(Items from a figure collection)
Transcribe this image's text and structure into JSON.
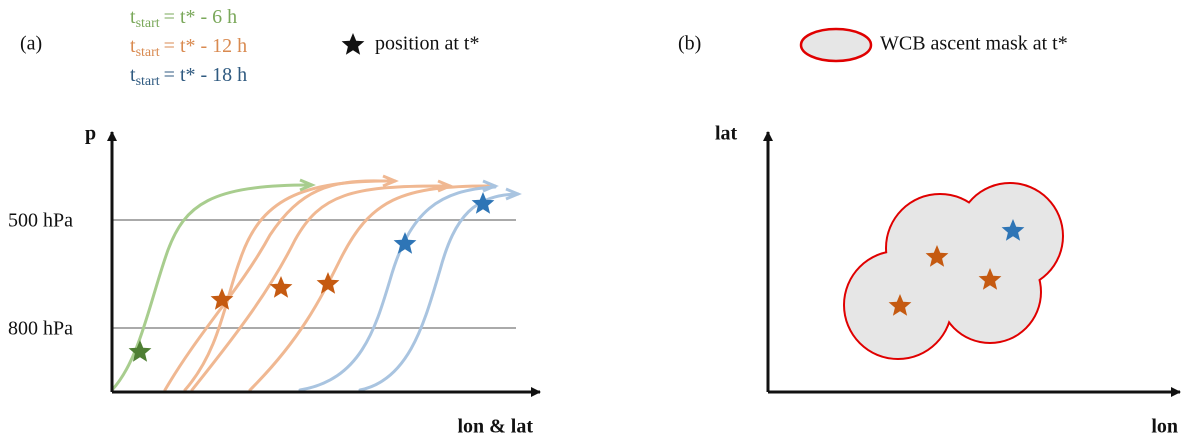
{
  "panel_a": {
    "label": "(a)",
    "legend": [
      {
        "base": "t",
        "sub": "start",
        "rest": "= t* - 6 h"
      },
      {
        "base": "t",
        "sub": "start",
        "rest": "= t* - 12 h"
      },
      {
        "base": "t",
        "sub": "start",
        "rest": "= t* - 18 h"
      }
    ],
    "star_legend": "position at t*",
    "y_axis_label": "p",
    "levels": [
      "500 hPa",
      "800 hPa"
    ],
    "x_axis_label": "lon & lat"
  },
  "panel_b": {
    "label": "(b)",
    "mask_legend": "WCB ascent mask at t*",
    "y_axis_label": "lat",
    "x_axis_label": "lon"
  }
}
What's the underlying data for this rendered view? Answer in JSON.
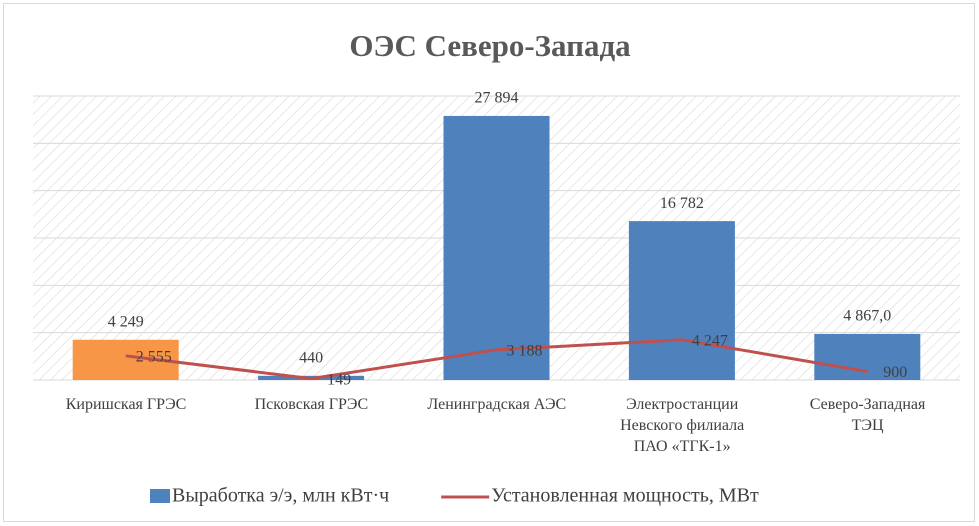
{
  "chart_data": {
    "type": "bar",
    "title": "ОЭС Северо-Запада",
    "categories": [
      "Киришская ГРЭС",
      "Псковская ГРЭС",
      "Ленинградская  АЭС",
      "Электростанции\nНевского филиала\nПАО «ТГК-1»",
      "Северо-Западная\nТЭЦ"
    ],
    "series": [
      {
        "name": "Выработка э/э, млн кВт·ч",
        "type": "bar",
        "color": "#4f81bd",
        "colors": [
          "#f79646",
          "#4f81bd",
          "#4f81bd",
          "#4f81bd",
          "#4f81bd"
        ],
        "values": [
          4249,
          440,
          27894,
          16782,
          4867.0
        ],
        "value_labels": [
          "4 249",
          "440",
          "27 894",
          "16 782",
          "4 867,0"
        ]
      },
      {
        "name": "Установленная мощность, МВт",
        "type": "line",
        "color": "#c0504d",
        "values": [
          2555,
          149,
          3188,
          4247,
          900
        ],
        "value_labels": [
          "2 555",
          "149",
          "3 188",
          "4 247",
          "900"
        ]
      }
    ],
    "ylim": [
      0,
      30000
    ],
    "yticks": [
      0,
      5000,
      10000,
      15000,
      20000,
      25000,
      30000
    ],
    "grid": true,
    "legend": "bottom"
  }
}
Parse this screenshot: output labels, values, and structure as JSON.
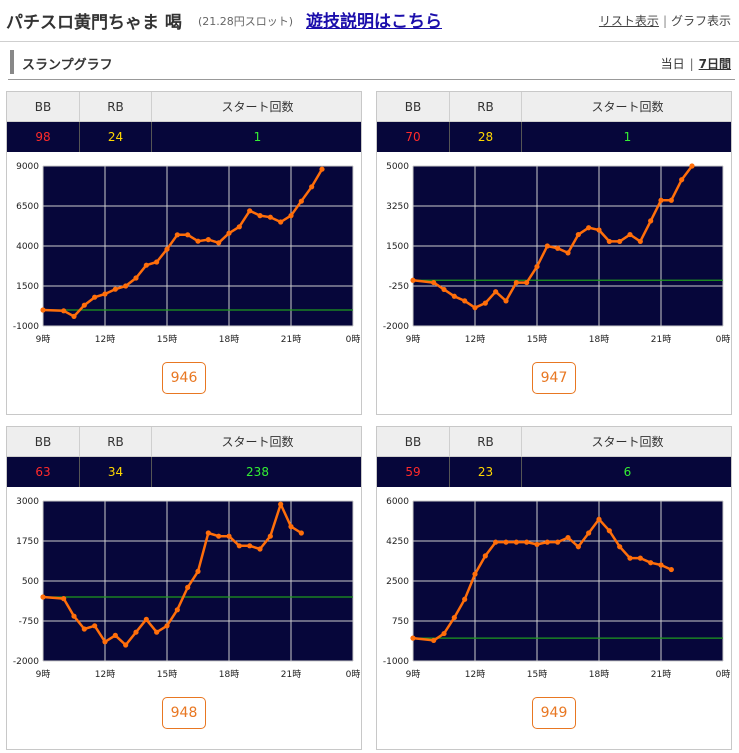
{
  "header": {
    "title": "パチスロ黄門ちゃま 喝",
    "rate": "(21.28円スロット)",
    "help_link": "遊技説明はこちら",
    "list_view": "リスト表示",
    "graph_view": "グラフ表示",
    "separator": "|"
  },
  "section": {
    "title": "スランプグラフ",
    "today": "当日",
    "week": "7日間",
    "separator": "|"
  },
  "table_headers": {
    "bb": "BB",
    "rb": "RB",
    "starts": "スタート回数"
  },
  "colors": {
    "plot_bg": "#06063a",
    "line": "#ff6e0a",
    "baseline": "#1f9a1f",
    "grid": "#cccccc",
    "bb": "#ff2a2a",
    "rb": "#ffd700",
    "starts": "#33ee33",
    "button": "#e87722"
  },
  "machines": [
    {
      "number": "946",
      "bb": "98",
      "rb": "24",
      "starts": "1",
      "chart_data": {
        "type": "line",
        "x_ticks": [
          "9時",
          "12時",
          "15時",
          "18時",
          "21時",
          "0時"
        ],
        "y_ticks": [
          "9000",
          "6500",
          "4000",
          "1500",
          "-1000"
        ],
        "ylim": [
          -1000,
          9000
        ],
        "xlim": [
          9,
          24
        ],
        "baseline": 0,
        "x": [
          9,
          10,
          10.5,
          11,
          11.5,
          12,
          12.5,
          13,
          13.5,
          14,
          14.5,
          15,
          15.5,
          16,
          16.5,
          17,
          17.5,
          18,
          18.5,
          19,
          19.5,
          20,
          20.5,
          21,
          21.5,
          22,
          22.5
        ],
        "y": [
          0,
          -50,
          -400,
          300,
          800,
          1000,
          1300,
          1500,
          2000,
          2800,
          3000,
          3800,
          4700,
          4700,
          4300,
          4400,
          4200,
          4800,
          5200,
          6200,
          5900,
          5800,
          5500,
          5900,
          6800,
          7700,
          8800
        ]
      }
    },
    {
      "number": "947",
      "bb": "70",
      "rb": "28",
      "starts": "1",
      "chart_data": {
        "type": "line",
        "x_ticks": [
          "9時",
          "12時",
          "15時",
          "18時",
          "21時",
          "0時"
        ],
        "y_ticks": [
          "5000",
          "3250",
          "1500",
          "-250",
          "-2000"
        ],
        "ylim": [
          -2000,
          5000
        ],
        "xlim": [
          9,
          24
        ],
        "baseline": 0,
        "x": [
          9,
          10,
          10.5,
          11,
          11.5,
          12,
          12.5,
          13,
          13.5,
          14,
          14.5,
          15,
          15.5,
          16,
          16.5,
          17,
          17.5,
          18,
          18.5,
          19,
          19.5,
          20,
          20.5,
          21,
          21.5,
          22,
          22.5
        ],
        "y": [
          0,
          -100,
          -400,
          -700,
          -900,
          -1200,
          -1000,
          -500,
          -900,
          -100,
          -100,
          600,
          1500,
          1400,
          1200,
          2000,
          2300,
          2200,
          1700,
          1700,
          2000,
          1700,
          2600,
          3500,
          3500,
          4400,
          5000
        ]
      }
    },
    {
      "number": "948",
      "bb": "63",
      "rb": "34",
      "starts": "238",
      "chart_data": {
        "type": "line",
        "x_ticks": [
          "9時",
          "12時",
          "15時",
          "18時",
          "21時",
          "0時"
        ],
        "y_ticks": [
          "3000",
          "1750",
          "500",
          "-750",
          "-2000"
        ],
        "ylim": [
          -2000,
          3000
        ],
        "xlim": [
          9,
          24
        ],
        "baseline": 0,
        "x": [
          9,
          10,
          10.5,
          11,
          11.5,
          12,
          12.5,
          13,
          13.5,
          14,
          14.5,
          15,
          15.5,
          16,
          16.5,
          17,
          17.5,
          18,
          18.5,
          19,
          19.5,
          20,
          20.5,
          21,
          21.5
        ],
        "y": [
          0,
          -50,
          -600,
          -1000,
          -900,
          -1400,
          -1200,
          -1500,
          -1100,
          -700,
          -1100,
          -900,
          -400,
          300,
          800,
          2000,
          1900,
          1900,
          1600,
          1600,
          1500,
          1900,
          2900,
          2200,
          2000
        ]
      }
    },
    {
      "number": "949",
      "bb": "59",
      "rb": "23",
      "starts": "6",
      "chart_data": {
        "type": "line",
        "x_ticks": [
          "9時",
          "12時",
          "15時",
          "18時",
          "21時",
          "0時"
        ],
        "y_ticks": [
          "6000",
          "4250",
          "2500",
          "750",
          "-1000"
        ],
        "ylim": [
          -1000,
          6000
        ],
        "xlim": [
          9,
          24
        ],
        "baseline": 0,
        "x": [
          9,
          10,
          10.5,
          11,
          11.5,
          12,
          12.5,
          13,
          13.5,
          14,
          14.5,
          15,
          15.5,
          16,
          16.5,
          17,
          17.5,
          18,
          18.5,
          19,
          19.5,
          20,
          20.5,
          21,
          21.5
        ],
        "y": [
          0,
          -100,
          200,
          900,
          1700,
          2800,
          3600,
          4200,
          4200,
          4200,
          4200,
          4100,
          4200,
          4200,
          4400,
          4000,
          4600,
          5200,
          4700,
          4000,
          3500,
          3500,
          3300,
          3200,
          3000
        ]
      }
    }
  ]
}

- **YOUR TASK**
Transcribe the listing above verbatim. Omit the pictures.

- **FULL SOLUTION**
Transcribe this image's text and structure into JSON.
{
  "panel_a": {
    "label": "(a)",
    "legend": [
      {
        "base": "t",
        "sub": "start",
        "rest": "= t* - 6 h"
      },
      {
        "base": "t",
        "sub": "start",
        "rest": "= t* - 12 h"
      },
      {
        "base": "t",
        "sub": "start",
        "rest": "= t* - 18 h"
      }
    ],
    "star_legend": "position at t*",
    "y_axis_label": "p",
    "levels": [
      "500 hPa",
      "800 hPa"
    ],
    "x_axis_label": "lon & lat"
  },
  "panel_b": {
    "label": "(b)",
    "mask_legend": "WCB ascent mask at t*",
    "y_axis_label": "lat",
    "x_axis_label": "lon"
  }
}
What's the underlying data for this rendered view? Answer in JSON.
{
  "chart_data": {
    "type": "bar",
    "title": "ОЭС Северо-Запада",
    "categories": [
      "Киришская ГРЭС",
      "Псковская ГРЭС",
      "Ленинградская  АЭС",
      "Электростанции\nНевского филиала\nПАО «ТГК-1»",
      "Северо-Западная\nТЭЦ"
    ],
    "series": [
      {
        "name": "Выработка э/э, млн кВт·ч",
        "type": "bar",
        "color": "#4f81bd",
        "colors": [
          "#f79646",
          "#4f81bd",
          "#4f81bd",
          "#4f81bd",
          "#4f81bd"
        ],
        "values": [
          4249,
          440,
          27894,
          16782,
          4867.0
        ],
        "value_labels": [
          "4 249",
          "440",
          "27 894",
          "16 782",
          "4 867,0"
        ]
      },
      {
        "name": "Установленная мощность, МВт",
        "type": "line",
        "color": "#c0504d",
        "values": [
          2555,
          149,
          3188,
          4247,
          900
        ],
        "value_labels": [
          "2 555",
          "149",
          "3 188",
          "4 247",
          "900"
        ]
      }
    ],
    "ylim": [
      0,
      30000
    ],
    "yticks": [
      0,
      5000,
      10000,
      15000,
      20000,
      25000,
      30000
    ],
    "grid": true,
    "legend": "bottom"
  }
}
Parse this screenshot: output labels, values, and structure as JSON.
{
  "header": {
    "title": "パチスロ黄門ちゃま 喝",
    "rate": "(21.28円スロット)",
    "help_link": "遊技説明はこちら",
    "list_view": "リスト表示",
    "graph_view": "グラフ表示",
    "separator": "|"
  },
  "section": {
    "title": "スランプグラフ",
    "today": "当日",
    "week": "7日間",
    "separator": "|"
  },
  "table_headers": {
    "bb": "BB",
    "rb": "RB",
    "starts": "スタート回数"
  },
  "colors": {
    "plot_bg": "#06063a",
    "line": "#ff6e0a",
    "baseline": "#1f9a1f",
    "grid": "#cccccc",
    "bb": "#ff2a2a",
    "rb": "#ffd700",
    "starts": "#33ee33",
    "button": "#e87722"
  },
  "machines": [
    {
      "number": "946",
      "bb": "98",
      "rb": "24",
      "starts": "1",
      "chart_data": {
        "type": "line",
        "x_ticks": [
          "9時",
          "12時",
          "15時",
          "18時",
          "21時",
          "0時"
        ],
        "y_ticks": [
          "9000",
          "6500",
          "4000",
          "1500",
          "-1000"
        ],
        "ylim": [
          -1000,
          9000
        ],
        "xlim": [
          9,
          24
        ],
        "baseline": 0,
        "x": [
          9,
          10,
          10.5,
          11,
          11.5,
          12,
          12.5,
          13,
          13.5,
          14,
          14.5,
          15,
          15.5,
          16,
          16.5,
          17,
          17.5,
          18,
          18.5,
          19,
          19.5,
          20,
          20.5,
          21,
          21.5,
          22,
          22.5
        ],
        "y": [
          0,
          -50,
          -400,
          300,
          800,
          1000,
          1300,
          1500,
          2000,
          2800,
          3000,
          3800,
          4700,
          4700,
          4300,
          4400,
          4200,
          4800,
          5200,
          6200,
          5900,
          5800,
          5500,
          5900,
          6800,
          7700,
          8800
        ]
      }
    },
    {
      "number": "947",
      "bb": "70",
      "rb": "28",
      "starts": "1",
      "chart_data": {
        "type": "line",
        "x_ticks": [
          "9時",
          "12時",
          "15時",
          "18時",
          "21時",
          "0時"
        ],
        "y_ticks": [
          "5000",
          "3250",
          "1500",
          "-250",
          "-2000"
        ],
        "ylim": [
          -2000,
          5000
        ],
        "xlim": [
          9,
          24
        ],
        "baseline": 0,
        "x": [
          9,
          10,
          10.5,
          11,
          11.5,
          12,
          12.5,
          13,
          13.5,
          14,
          14.5,
          15,
          15.5,
          16,
          16.5,
          17,
          17.5,
          18,
          18.5,
          19,
          19.5,
          20,
          20.5,
          21,
          21.5,
          22,
          22.5
        ],
        "y": [
          0,
          -100,
          -400,
          -700,
          -900,
          -1200,
          -1000,
          -500,
          -900,
          -100,
          -100,
          600,
          1500,
          1400,
          1200,
          2000,
          2300,
          2200,
          1700,
          1700,
          2000,
          1700,
          2600,
          3500,
          3500,
          4400,
          5000
        ]
      }
    },
    {
      "number": "948",
      "bb": "63",
      "rb": "34",
      "starts": "238",
      "chart_data": {
        "type": "line",
        "x_ticks": [
          "9時",
          "12時",
          "15時",
          "18時",
          "21時",
          "0時"
        ],
        "y_ticks": [
          "3000",
          "1750",
          "500",
          "-750",
          "-2000"
        ],
        "ylim": [
          -2000,
          3000
        ],
        "xlim": [
          9,
          24
        ],
        "baseline": 0,
        "x": [
          9,
          10,
          10.5,
          11,
          11.5,
          12,
          12.5,
          13,
          13.5,
          14,
          14.5,
          15,
          15.5,
          16,
          16.5,
          17,
          17.5,
          18,
          18.5,
          19,
          19.5,
          20,
          20.5,
          21,
          21.5
        ],
        "y": [
          0,
          -50,
          -600,
          -1000,
          -900,
          -1400,
          -1200,
          -1500,
          -1100,
          -700,
          -1100,
          -900,
          -400,
          300,
          800,
          2000,
          1900,
          1900,
          1600,
          1600,
          1500,
          1900,
          2900,
          2200,
          2000
        ]
      }
    },
    {
      "number": "949",
      "bb": "59",
      "rb": "23",
      "starts": "6",
      "chart_data": {
        "type": "line",
        "x_ticks": [
          "9時",
          "12時",
          "15時",
          "18時",
          "21時",
          "0時"
        ],
        "y_ticks": [
          "6000",
          "4250",
          "2500",
          "750",
          "-1000"
        ],
        "ylim": [
          -1000,
          6000
        ],
        "xlim": [
          9,
          24
        ],
        "baseline": 0,
        "x": [
          9,
          10,
          10.5,
          11,
          11.5,
          12,
          12.5,
          13,
          13.5,
          14,
          14.5,
          15,
          15.5,
          16,
          16.5,
          17,
          17.5,
          18,
          18.5,
          19,
          19.5,
          20,
          20.5,
          21,
          21.5
        ],
        "y": [
          0,
          -100,
          200,
          900,
          1700,
          2800,
          3600,
          4200,
          4200,
          4200,
          4200,
          4100,
          4200,
          4200,
          4400,
          4000,
          4600,
          5200,
          4700,
          4000,
          3500,
          3500,
          3300,
          3200,
          3000
        ]
      }
    }
  ]
}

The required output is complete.